Information supplied
|---|

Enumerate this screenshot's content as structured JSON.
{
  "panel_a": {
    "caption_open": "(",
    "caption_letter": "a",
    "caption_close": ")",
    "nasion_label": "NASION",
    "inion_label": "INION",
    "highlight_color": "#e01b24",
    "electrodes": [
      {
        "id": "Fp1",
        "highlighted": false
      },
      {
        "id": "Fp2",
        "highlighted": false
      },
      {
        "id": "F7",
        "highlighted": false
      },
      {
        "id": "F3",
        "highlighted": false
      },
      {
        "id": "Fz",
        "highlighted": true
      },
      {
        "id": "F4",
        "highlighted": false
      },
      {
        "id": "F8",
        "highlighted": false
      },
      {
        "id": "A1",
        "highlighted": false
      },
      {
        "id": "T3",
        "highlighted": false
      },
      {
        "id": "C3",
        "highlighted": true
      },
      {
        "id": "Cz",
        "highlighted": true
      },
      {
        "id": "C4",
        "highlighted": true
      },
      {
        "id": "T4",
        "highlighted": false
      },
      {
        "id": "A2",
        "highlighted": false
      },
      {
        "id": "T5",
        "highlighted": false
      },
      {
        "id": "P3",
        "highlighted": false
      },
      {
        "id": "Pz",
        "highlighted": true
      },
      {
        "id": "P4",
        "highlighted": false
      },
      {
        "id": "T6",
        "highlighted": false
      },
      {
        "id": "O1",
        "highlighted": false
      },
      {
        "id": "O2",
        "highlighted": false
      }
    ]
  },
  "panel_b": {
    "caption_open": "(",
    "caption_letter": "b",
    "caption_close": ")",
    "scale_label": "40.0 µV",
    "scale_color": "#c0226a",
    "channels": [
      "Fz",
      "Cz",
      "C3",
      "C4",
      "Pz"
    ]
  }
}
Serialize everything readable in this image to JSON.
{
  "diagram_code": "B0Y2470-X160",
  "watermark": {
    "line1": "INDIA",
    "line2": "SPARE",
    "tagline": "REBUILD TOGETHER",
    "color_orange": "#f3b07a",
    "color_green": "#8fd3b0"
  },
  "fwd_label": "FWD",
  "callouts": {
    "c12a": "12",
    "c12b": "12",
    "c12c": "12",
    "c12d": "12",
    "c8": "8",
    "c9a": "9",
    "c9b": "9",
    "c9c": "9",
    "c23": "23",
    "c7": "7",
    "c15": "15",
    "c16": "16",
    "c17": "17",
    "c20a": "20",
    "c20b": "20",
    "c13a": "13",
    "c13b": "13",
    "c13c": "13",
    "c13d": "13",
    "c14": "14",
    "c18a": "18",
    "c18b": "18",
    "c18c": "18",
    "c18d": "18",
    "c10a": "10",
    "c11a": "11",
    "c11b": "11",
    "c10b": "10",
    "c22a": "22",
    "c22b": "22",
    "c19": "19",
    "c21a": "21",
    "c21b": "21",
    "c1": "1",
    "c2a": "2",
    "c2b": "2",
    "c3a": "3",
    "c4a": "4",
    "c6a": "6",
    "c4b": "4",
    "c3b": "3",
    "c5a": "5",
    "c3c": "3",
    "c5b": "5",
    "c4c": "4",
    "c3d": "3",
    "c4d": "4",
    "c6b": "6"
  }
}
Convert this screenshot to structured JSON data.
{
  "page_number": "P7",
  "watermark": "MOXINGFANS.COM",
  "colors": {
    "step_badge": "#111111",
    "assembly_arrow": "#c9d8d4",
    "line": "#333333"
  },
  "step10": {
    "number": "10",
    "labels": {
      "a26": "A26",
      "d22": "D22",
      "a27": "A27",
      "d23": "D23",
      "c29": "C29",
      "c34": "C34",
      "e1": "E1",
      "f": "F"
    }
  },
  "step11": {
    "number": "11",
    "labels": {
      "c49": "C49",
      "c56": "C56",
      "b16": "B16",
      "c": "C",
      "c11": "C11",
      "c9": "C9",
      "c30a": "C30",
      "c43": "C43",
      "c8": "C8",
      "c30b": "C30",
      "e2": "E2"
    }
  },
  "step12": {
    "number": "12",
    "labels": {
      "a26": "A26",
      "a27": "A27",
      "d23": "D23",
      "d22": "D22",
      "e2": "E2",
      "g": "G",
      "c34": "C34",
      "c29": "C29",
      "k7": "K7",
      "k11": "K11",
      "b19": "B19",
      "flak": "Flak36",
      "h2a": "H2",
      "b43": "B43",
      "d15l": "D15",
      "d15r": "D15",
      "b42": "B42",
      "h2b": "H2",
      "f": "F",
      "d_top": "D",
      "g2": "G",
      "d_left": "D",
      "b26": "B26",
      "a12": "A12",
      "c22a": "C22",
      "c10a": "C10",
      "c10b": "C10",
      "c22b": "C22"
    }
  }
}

|---|

Task brief
Report how many lines of the data hold the string "watermark"; give only the number.

Result of this task
2